Written task
Isolate every line in the records below with "practical" in it.

═══ Data provided

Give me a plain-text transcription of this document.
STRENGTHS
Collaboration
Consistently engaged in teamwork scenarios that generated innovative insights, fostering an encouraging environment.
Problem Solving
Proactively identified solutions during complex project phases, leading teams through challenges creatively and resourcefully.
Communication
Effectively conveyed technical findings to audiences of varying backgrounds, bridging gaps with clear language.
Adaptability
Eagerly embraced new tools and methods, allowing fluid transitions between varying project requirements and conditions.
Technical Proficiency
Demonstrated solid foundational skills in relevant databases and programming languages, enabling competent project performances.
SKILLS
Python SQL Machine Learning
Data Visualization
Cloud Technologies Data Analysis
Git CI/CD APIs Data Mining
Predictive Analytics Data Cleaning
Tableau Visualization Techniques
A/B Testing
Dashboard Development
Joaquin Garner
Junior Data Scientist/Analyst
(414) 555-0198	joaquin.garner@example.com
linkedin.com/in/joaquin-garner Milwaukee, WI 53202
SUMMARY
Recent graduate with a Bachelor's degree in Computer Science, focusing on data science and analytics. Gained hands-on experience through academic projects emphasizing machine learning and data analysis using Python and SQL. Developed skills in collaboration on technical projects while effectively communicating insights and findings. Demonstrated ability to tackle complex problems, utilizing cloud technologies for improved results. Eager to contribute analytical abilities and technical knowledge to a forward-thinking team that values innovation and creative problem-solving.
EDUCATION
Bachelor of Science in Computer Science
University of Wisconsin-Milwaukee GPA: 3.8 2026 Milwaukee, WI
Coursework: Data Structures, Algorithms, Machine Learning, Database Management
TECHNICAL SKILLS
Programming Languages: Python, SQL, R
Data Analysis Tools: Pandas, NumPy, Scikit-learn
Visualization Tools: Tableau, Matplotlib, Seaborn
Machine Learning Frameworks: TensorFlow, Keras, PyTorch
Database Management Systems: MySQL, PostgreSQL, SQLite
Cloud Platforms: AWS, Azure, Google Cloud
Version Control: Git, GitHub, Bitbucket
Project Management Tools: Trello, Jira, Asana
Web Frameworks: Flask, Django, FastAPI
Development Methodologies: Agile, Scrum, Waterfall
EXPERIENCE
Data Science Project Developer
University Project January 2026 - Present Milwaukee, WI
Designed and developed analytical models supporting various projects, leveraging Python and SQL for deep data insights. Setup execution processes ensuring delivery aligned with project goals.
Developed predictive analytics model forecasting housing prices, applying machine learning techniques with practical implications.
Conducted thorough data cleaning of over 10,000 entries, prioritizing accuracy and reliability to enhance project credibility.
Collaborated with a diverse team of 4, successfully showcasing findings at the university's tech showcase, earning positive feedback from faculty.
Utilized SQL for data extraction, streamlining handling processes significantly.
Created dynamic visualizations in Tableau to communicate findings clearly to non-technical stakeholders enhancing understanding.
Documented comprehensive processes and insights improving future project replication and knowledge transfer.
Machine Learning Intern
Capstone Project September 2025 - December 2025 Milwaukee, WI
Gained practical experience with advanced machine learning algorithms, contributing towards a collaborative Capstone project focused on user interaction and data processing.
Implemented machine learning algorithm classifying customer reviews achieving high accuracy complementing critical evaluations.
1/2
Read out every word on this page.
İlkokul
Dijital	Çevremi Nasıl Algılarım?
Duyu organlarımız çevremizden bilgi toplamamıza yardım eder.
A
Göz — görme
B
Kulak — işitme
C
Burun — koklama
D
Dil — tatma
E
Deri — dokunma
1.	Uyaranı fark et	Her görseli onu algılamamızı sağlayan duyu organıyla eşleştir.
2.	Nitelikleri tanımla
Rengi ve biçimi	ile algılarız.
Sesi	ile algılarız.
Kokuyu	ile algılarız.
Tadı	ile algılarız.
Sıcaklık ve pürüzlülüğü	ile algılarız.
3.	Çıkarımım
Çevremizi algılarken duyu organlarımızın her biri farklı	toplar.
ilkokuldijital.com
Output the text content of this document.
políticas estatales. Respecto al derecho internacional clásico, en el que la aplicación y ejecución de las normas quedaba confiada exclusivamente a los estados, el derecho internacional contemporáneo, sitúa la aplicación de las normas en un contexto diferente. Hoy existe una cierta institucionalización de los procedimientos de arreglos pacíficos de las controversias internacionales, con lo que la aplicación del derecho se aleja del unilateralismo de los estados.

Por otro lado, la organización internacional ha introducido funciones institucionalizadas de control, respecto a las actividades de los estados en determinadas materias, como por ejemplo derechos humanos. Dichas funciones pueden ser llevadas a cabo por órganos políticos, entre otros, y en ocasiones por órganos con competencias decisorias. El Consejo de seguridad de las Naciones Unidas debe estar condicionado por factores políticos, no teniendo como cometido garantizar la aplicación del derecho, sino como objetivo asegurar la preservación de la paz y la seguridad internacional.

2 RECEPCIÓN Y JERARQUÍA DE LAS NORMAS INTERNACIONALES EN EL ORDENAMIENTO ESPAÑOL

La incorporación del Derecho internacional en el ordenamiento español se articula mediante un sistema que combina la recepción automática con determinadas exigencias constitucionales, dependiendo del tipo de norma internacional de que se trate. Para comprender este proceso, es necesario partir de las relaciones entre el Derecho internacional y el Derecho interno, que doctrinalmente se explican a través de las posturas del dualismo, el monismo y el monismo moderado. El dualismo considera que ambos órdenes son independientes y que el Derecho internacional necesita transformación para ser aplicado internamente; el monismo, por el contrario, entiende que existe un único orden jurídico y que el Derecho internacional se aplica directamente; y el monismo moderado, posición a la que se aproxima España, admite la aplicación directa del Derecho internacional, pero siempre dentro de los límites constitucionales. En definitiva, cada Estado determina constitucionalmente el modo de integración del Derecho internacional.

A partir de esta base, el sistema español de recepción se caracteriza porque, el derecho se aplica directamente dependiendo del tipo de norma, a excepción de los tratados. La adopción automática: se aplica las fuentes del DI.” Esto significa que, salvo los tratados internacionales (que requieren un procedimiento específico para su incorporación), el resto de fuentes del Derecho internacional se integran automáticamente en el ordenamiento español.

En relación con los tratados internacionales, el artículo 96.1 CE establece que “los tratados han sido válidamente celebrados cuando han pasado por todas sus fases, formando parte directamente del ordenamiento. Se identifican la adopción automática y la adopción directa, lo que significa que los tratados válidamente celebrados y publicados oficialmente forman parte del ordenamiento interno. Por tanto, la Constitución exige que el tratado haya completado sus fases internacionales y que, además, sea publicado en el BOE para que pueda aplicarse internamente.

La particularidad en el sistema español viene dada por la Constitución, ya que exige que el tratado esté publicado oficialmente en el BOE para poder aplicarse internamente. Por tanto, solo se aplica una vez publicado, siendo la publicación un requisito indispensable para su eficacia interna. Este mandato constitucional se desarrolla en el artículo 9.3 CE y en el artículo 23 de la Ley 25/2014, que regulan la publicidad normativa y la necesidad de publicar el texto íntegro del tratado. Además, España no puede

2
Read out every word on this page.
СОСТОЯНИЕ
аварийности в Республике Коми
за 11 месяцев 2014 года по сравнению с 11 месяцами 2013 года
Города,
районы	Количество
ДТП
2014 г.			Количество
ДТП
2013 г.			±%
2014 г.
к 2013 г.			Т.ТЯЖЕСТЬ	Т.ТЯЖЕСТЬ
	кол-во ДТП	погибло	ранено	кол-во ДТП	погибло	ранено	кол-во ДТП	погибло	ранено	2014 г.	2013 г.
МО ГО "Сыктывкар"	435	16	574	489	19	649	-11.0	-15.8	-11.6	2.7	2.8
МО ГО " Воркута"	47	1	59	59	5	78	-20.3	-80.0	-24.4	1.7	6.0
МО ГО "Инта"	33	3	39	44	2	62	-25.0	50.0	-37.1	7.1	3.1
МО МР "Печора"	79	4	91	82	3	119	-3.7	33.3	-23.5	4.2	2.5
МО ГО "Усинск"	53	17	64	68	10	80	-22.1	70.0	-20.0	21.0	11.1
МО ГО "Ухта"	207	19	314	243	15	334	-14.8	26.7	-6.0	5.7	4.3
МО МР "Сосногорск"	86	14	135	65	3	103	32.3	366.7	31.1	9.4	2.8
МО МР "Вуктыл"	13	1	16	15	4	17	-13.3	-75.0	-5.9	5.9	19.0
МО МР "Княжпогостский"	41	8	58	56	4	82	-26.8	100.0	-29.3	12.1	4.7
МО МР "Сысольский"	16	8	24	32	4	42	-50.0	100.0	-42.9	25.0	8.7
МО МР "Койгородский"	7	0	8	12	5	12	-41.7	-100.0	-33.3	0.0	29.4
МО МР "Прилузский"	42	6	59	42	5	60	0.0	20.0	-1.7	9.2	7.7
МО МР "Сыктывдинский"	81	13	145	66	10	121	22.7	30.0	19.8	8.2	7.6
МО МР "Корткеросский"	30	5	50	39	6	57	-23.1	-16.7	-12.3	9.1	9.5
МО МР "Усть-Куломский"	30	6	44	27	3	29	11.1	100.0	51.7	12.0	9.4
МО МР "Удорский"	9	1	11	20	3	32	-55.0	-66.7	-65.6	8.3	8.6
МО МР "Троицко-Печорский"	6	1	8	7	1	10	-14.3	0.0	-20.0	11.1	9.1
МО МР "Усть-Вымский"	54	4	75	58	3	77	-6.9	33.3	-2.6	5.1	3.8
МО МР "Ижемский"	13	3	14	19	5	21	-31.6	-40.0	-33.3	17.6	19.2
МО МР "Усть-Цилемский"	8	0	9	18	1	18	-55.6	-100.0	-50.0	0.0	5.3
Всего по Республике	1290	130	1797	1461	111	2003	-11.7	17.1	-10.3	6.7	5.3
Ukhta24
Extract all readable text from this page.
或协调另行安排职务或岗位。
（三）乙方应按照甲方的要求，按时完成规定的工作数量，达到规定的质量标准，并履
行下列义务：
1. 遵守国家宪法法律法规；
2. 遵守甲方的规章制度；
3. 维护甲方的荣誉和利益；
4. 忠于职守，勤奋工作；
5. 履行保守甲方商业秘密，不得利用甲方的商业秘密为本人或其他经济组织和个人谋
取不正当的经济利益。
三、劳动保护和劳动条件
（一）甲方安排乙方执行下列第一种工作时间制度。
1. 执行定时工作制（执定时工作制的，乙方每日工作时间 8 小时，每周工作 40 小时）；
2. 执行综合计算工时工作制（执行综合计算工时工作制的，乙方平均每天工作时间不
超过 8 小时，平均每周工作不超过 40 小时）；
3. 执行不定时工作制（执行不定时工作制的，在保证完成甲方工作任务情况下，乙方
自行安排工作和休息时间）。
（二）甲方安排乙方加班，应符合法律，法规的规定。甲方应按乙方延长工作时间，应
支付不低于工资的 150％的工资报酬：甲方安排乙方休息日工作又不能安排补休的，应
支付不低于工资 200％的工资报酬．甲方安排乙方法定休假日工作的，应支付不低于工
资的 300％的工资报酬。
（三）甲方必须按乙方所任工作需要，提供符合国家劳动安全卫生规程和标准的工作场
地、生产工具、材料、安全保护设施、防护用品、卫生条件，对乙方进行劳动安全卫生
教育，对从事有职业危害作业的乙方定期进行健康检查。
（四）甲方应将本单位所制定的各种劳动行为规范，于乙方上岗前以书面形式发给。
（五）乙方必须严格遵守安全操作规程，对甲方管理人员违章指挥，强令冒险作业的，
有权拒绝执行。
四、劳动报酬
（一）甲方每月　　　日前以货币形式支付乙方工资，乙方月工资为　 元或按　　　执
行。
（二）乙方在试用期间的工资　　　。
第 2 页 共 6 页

══════

Answer to this exercise
Developed predictive analytics model forecasting housing prices, applying machine learning techniques with practical implications.
Gained practical experience with advanced machine learning algorithms, contributing towards a collaborative Capstone project focused on user interaction and data processing.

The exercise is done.